• Source records:
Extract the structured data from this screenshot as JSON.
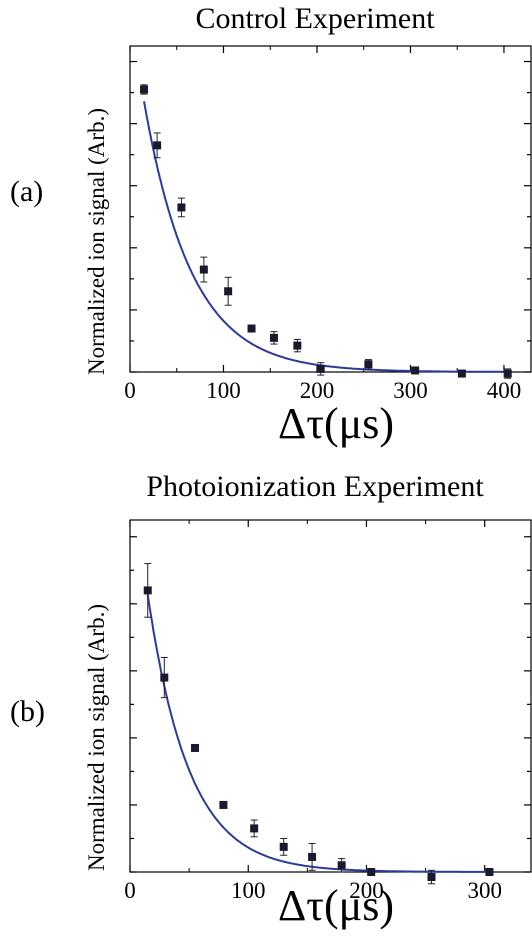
{
  "chart_data": [
    {
      "type": "scatter",
      "panel_label": "(a)",
      "title": "Control Experiment",
      "xlabel": "Δτ(μs)",
      "ylabel": "Normalized ion signal (Arb.)",
      "xlim": [
        0,
        430
      ],
      "ylim": [
        0,
        1.05
      ],
      "xticks": [
        "0",
        "100",
        "200",
        "300",
        "400"
      ],
      "xtick_values": [
        0,
        100,
        200,
        300,
        400
      ],
      "y_tick_labels_shown": false,
      "series": [
        {
          "marker": "square",
          "points": [
            {
              "x": 15,
              "y": 0.91,
              "err": 0.015
            },
            {
              "x": 29,
              "y": 0.73,
              "err": 0.04
            },
            {
              "x": 55,
              "y": 0.53,
              "err": 0.03
            },
            {
              "x": 79,
              "y": 0.33,
              "err": 0.04
            },
            {
              "x": 105,
              "y": 0.26,
              "err": 0.045
            },
            {
              "x": 130,
              "y": 0.14,
              "err": 0.0
            },
            {
              "x": 154,
              "y": 0.11,
              "err": 0.02
            },
            {
              "x": 179,
              "y": 0.085,
              "err": 0.02
            },
            {
              "x": 204,
              "y": 0.01,
              "err": 0.02
            },
            {
              "x": 255,
              "y": 0.025,
              "err": 0.015
            },
            {
              "x": 305,
              "y": 0.005,
              "err": 0.0
            },
            {
              "x": 355,
              "y": -0.005,
              "err": 0.01
            },
            {
              "x": 404,
              "y": -0.005,
              "err": 0.015
            }
          ]
        },
        {
          "type": "line",
          "fit": {
            "amplitude": 1.17,
            "tau": 51,
            "offset": 0
          },
          "color": "#2e3a9a"
        }
      ]
    },
    {
      "type": "scatter",
      "panel_label": "(b)",
      "title": "Photoionization Experiment",
      "xlabel": "Δτ(μs)",
      "ylabel": "Normalized ion signal (Arb.)",
      "xlim": [
        0,
        340
      ],
      "ylim": [
        0,
        1.05
      ],
      "xticks": [
        "0",
        "100",
        "200",
        "300"
      ],
      "xtick_values": [
        0,
        100,
        200,
        300
      ],
      "y_tick_labels_shown": false,
      "series": [
        {
          "marker": "square",
          "points": [
            {
              "x": 15,
              "y": 0.84,
              "err": 0.08
            },
            {
              "x": 29,
              "y": 0.58,
              "err": 0.06
            },
            {
              "x": 55,
              "y": 0.37,
              "err": 0.0
            },
            {
              "x": 79,
              "y": 0.2,
              "err": 0.0
            },
            {
              "x": 105,
              "y": 0.13,
              "err": 0.025
            },
            {
              "x": 130,
              "y": 0.075,
              "err": 0.025
            },
            {
              "x": 154,
              "y": 0.045,
              "err": 0.04
            },
            {
              "x": 179,
              "y": 0.02,
              "err": 0.02
            },
            {
              "x": 204,
              "y": 0.0,
              "err": 0.0
            },
            {
              "x": 255,
              "y": -0.015,
              "err": 0.02
            },
            {
              "x": 304,
              "y": 0.0,
              "err": 0.0
            }
          ]
        },
        {
          "type": "line",
          "fit": {
            "amplitude": 1.27,
            "tau": 35,
            "offset": 0
          },
          "color": "#2e3a9a"
        }
      ]
    }
  ]
}
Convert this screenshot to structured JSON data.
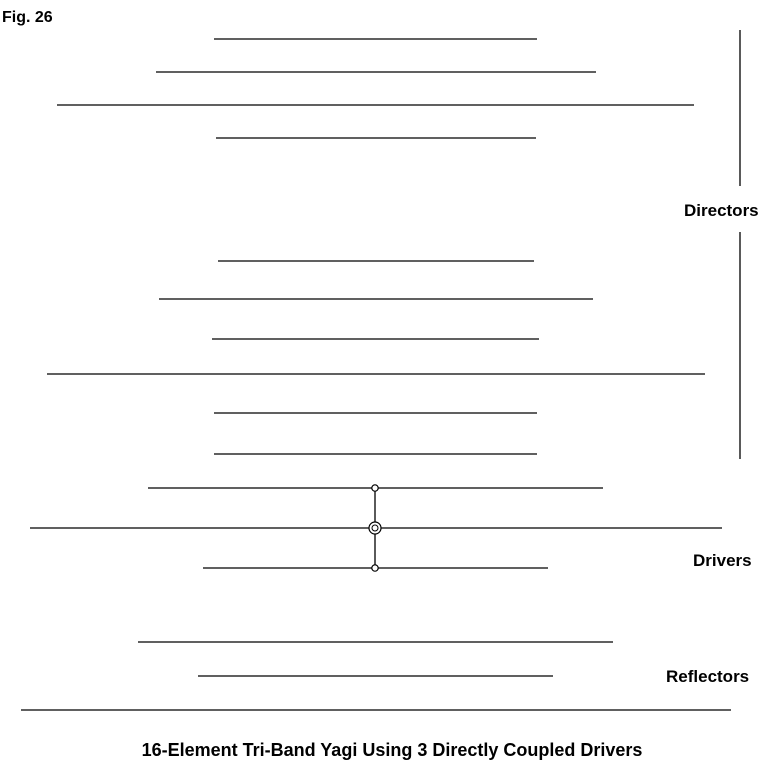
{
  "figure_label": "Fig. 26",
  "caption": "16-Element Tri-Band Yagi Using 3 Directly Coupled Drivers",
  "groups": {
    "directors": "Directors",
    "drivers": "Drivers",
    "reflectors": "Reflectors"
  },
  "elements": [
    {
      "group": "directors"
    },
    {
      "group": "directors"
    },
    {
      "group": "directors"
    },
    {
      "group": "directors"
    },
    {
      "group": "directors"
    },
    {
      "group": "directors"
    },
    {
      "group": "directors"
    },
    {
      "group": "directors"
    },
    {
      "group": "directors"
    },
    {
      "group": "directors"
    },
    {
      "group": "drivers"
    },
    {
      "group": "drivers"
    },
    {
      "group": "drivers"
    },
    {
      "group": "reflectors"
    },
    {
      "group": "reflectors"
    },
    {
      "group": "reflectors"
    }
  ]
}
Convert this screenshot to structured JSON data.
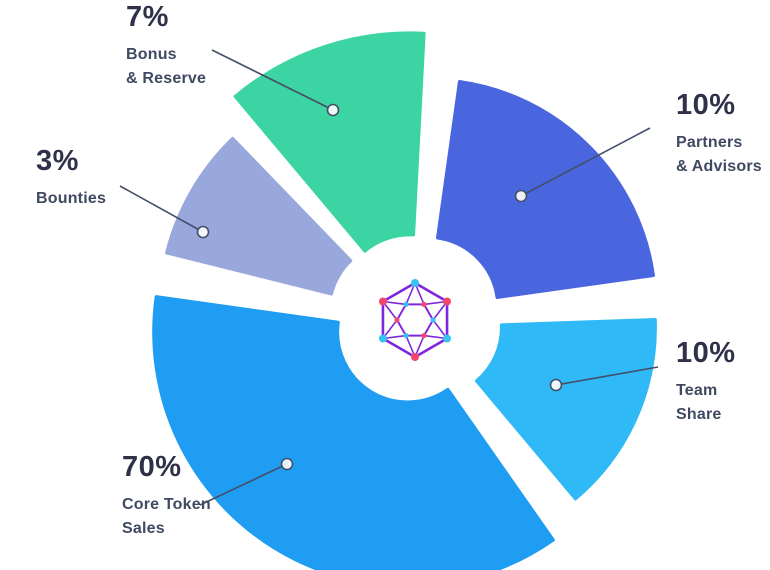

• WORK TO DO:
The listing above needs to be output again exactly. Don't include the pictures.

• RESULT OF THIS EXERCISE:
Extract the structured data from this screenshot as JSON.
{
  "chart_data": [
    {
      "type": "scatter",
      "panel_label": "(a)",
      "title": "Control Experiment",
      "xlabel": "Δτ(μs)",
      "ylabel": "Normalized ion signal (Arb.)",
      "xlim": [
        0,
        430
      ],
      "ylim": [
        0,
        1.05
      ],
      "xticks": [
        "0",
        "100",
        "200",
        "300",
        "400"
      ],
      "xtick_values": [
        0,
        100,
        200,
        300,
        400
      ],
      "y_tick_labels_shown": false,
      "series": [
        {
          "marker": "square",
          "points": [
            {
              "x": 15,
              "y": 0.91,
              "err": 0.015
            },
            {
              "x": 29,
              "y": 0.73,
              "err": 0.04
            },
            {
              "x": 55,
              "y": 0.53,
              "err": 0.03
            },
            {
              "x": 79,
              "y": 0.33,
              "err": 0.04
            },
            {
              "x": 105,
              "y": 0.26,
              "err": 0.045
            },
            {
              "x": 130,
              "y": 0.14,
              "err": 0.0
            },
            {
              "x": 154,
              "y": 0.11,
              "err": 0.02
            },
            {
              "x": 179,
              "y": 0.085,
              "err": 0.02
            },
            {
              "x": 204,
              "y": 0.01,
              "err": 0.02
            },
            {
              "x": 255,
              "y": 0.025,
              "err": 0.015
            },
            {
              "x": 305,
              "y": 0.005,
              "err": 0.0
            },
            {
              "x": 355,
              "y": -0.005,
              "err": 0.01
            },
            {
              "x": 404,
              "y": -0.005,
              "err": 0.015
            }
          ]
        },
        {
          "type": "line",
          "fit": {
            "amplitude": 1.17,
            "tau": 51,
            "offset": 0
          },
          "color": "#2e3a9a"
        }
      ]
    },
    {
      "type": "scatter",
      "panel_label": "(b)",
      "title": "Photoionization Experiment",
      "xlabel": "Δτ(μs)",
      "ylabel": "Normalized ion signal (Arb.)",
      "xlim": [
        0,
        340
      ],
      "ylim": [
        0,
        1.05
      ],
      "xticks": [
        "0",
        "100",
        "200",
        "300"
      ],
      "xtick_values": [
        0,
        100,
        200,
        300
      ],
      "y_tick_labels_shown": false,
      "series": [
        {
          "marker": "square",
          "points": [
            {
              "x": 15,
              "y": 0.84,
              "err": 0.08
            },
            {
              "x": 29,
              "y": 0.58,
              "err": 0.06
            },
            {
              "x": 55,
              "y": 0.37,
              "err": 0.0
            },
            {
              "x": 79,
              "y": 0.2,
              "err": 0.0
            },
            {
              "x": 105,
              "y": 0.13,
              "err": 0.025
            },
            {
              "x": 130,
              "y": 0.075,
              "err": 0.025
            },
            {
              "x": 154,
              "y": 0.045,
              "err": 0.04
            },
            {
              "x": 179,
              "y": 0.02,
              "err": 0.02
            },
            {
              "x": 204,
              "y": 0.0,
              "err": 0.0
            },
            {
              "x": 255,
              "y": -0.015,
              "err": 0.02
            },
            {
              "x": 304,
              "y": 0.0,
              "err": 0.0
            }
          ]
        },
        {
          "type": "line",
          "fit": {
            "amplitude": 1.27,
            "tau": 35,
            "offset": 0
          },
          "color": "#2e3a9a"
        }
      ]
    }
  ]
}
Convert this screenshot to structured JSON data.
{
  "figure_label": "Fig. 26",
  "caption": "16-Element Tri-Band Yagi Using 3 Directly Coupled Drivers",
  "groups": {
    "directors": "Directors",
    "drivers": "Drivers",
    "reflectors": "Reflectors"
  },
  "elements": [
    {
      "group": "directors"
    },
    {
      "group": "directors"
    },
    {
      "group": "directors"
    },
    {
      "group": "directors"
    },
    {
      "group": "directors"
    },
    {
      "group": "directors"
    },
    {
      "group": "directors"
    },
    {
      "group": "directors"
    },
    {
      "group": "directors"
    },
    {
      "group": "directors"
    },
    {
      "group": "drivers"
    },
    {
      "group": "drivers"
    },
    {
      "group": "drivers"
    },
    {
      "group": "reflectors"
    },
    {
      "group": "reflectors"
    },
    {
      "group": "reflectors"
    }
  ]
}
Convert this screenshot to structured JSON data.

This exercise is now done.